(Collection entries)
================

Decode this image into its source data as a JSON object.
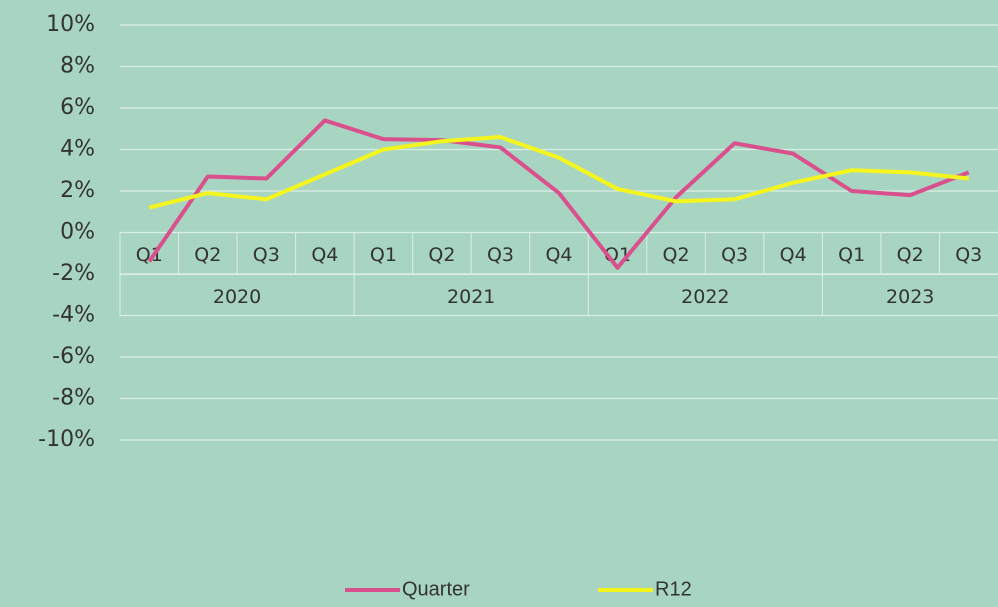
{
  "chart_data": {
    "type": "line",
    "category_groups": [
      {
        "label": "2020",
        "categories": [
          "Q1",
          "Q2",
          "Q3",
          "Q4"
        ]
      },
      {
        "label": "2021",
        "categories": [
          "Q1",
          "Q2",
          "Q3",
          "Q4"
        ]
      },
      {
        "label": "2022",
        "categories": [
          "Q1",
          "Q2",
          "Q3",
          "Q4"
        ]
      },
      {
        "label": "2023",
        "categories": [
          "Q1",
          "Q2",
          "Q3"
        ]
      }
    ],
    "series": [
      {
        "name": "Quarter",
        "color": "#d9508c",
        "values": [
          -1.4,
          2.7,
          2.6,
          5.4,
          4.5,
          4.45,
          4.1,
          1.9,
          -1.7,
          1.7,
          4.3,
          3.8,
          2.0,
          1.8,
          2.9
        ]
      },
      {
        "name": "R12",
        "color": "#f5f51e",
        "values": [
          1.2,
          1.9,
          1.6,
          2.8,
          4.0,
          4.4,
          4.6,
          3.6,
          2.1,
          1.5,
          1.6,
          2.4,
          3.0,
          2.9,
          2.6
        ]
      }
    ],
    "ylim": [
      -10,
      10
    ],
    "yticks": [
      {
        "value": -10,
        "label": "-10%"
      },
      {
        "value": -8,
        "label": "-8%"
      },
      {
        "value": -6,
        "label": "-6%"
      },
      {
        "value": -4,
        "label": "-4%"
      },
      {
        "value": -2,
        "label": "-2%"
      },
      {
        "value": 0,
        "label": "0%"
      },
      {
        "value": 2,
        "label": "2%"
      },
      {
        "value": 4,
        "label": "4%"
      },
      {
        "value": 6,
        "label": "6%"
      },
      {
        "value": 8,
        "label": "8%"
      },
      {
        "value": 10,
        "label": "10%"
      }
    ],
    "grid": true,
    "legend": "bottom"
  }
}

================

Leave the pictures out and output the rest of the listing exactly.

◆ **Correct output**
Decode this image into its source data as a JSON object.
{
  "chart_data": {
    "type": "line",
    "category_groups": [
      {
        "label": "2020",
        "categories": [
          "Q1",
          "Q2",
          "Q3",
          "Q4"
        ]
      },
      {
        "label": "2021",
        "categories": [
          "Q1",
          "Q2",
          "Q3",
          "Q4"
        ]
      },
      {
        "label": "2022",
        "categories": [
          "Q1",
          "Q2",
          "Q3",
          "Q4"
        ]
      },
      {
        "label": "2023",
        "categories": [
          "Q1",
          "Q2",
          "Q3"
        ]
      }
    ],
    "series": [
      {
        "name": "Quarter",
        "color": "#d9508c",
        "values": [
          -1.4,
          2.7,
          2.6,
          5.4,
          4.5,
          4.45,
          4.1,
          1.9,
          -1.7,
          1.7,
          4.3,
          3.8,
          2.0,
          1.8,
          2.9
        ]
      },
      {
        "name": "R12",
        "color": "#f5f51e",
        "values": [
          1.2,
          1.9,
          1.6,
          2.8,
          4.0,
          4.4,
          4.6,
          3.6,
          2.1,
          1.5,
          1.6,
          2.4,
          3.0,
          2.9,
          2.6
        ]
      }
    ],
    "ylim": [
      -10,
      10
    ],
    "yticks": [
      {
        "value": -10,
        "label": "-10%"
      },
      {
        "value": -8,
        "label": "-8%"
      },
      {
        "value": -6,
        "label": "-6%"
      },
      {
        "value": -4,
        "label": "-4%"
      },
      {
        "value": -2,
        "label": "-2%"
      },
      {
        "value": 0,
        "label": "0%"
      },
      {
        "value": 2,
        "label": "2%"
      },
      {
        "value": 4,
        "label": "4%"
      },
      {
        "value": 6,
        "label": "6%"
      },
      {
        "value": 8,
        "label": "8%"
      },
      {
        "value": 10,
        "label": "10%"
      }
    ],
    "grid": true,
    "legend": "bottom"
  }
}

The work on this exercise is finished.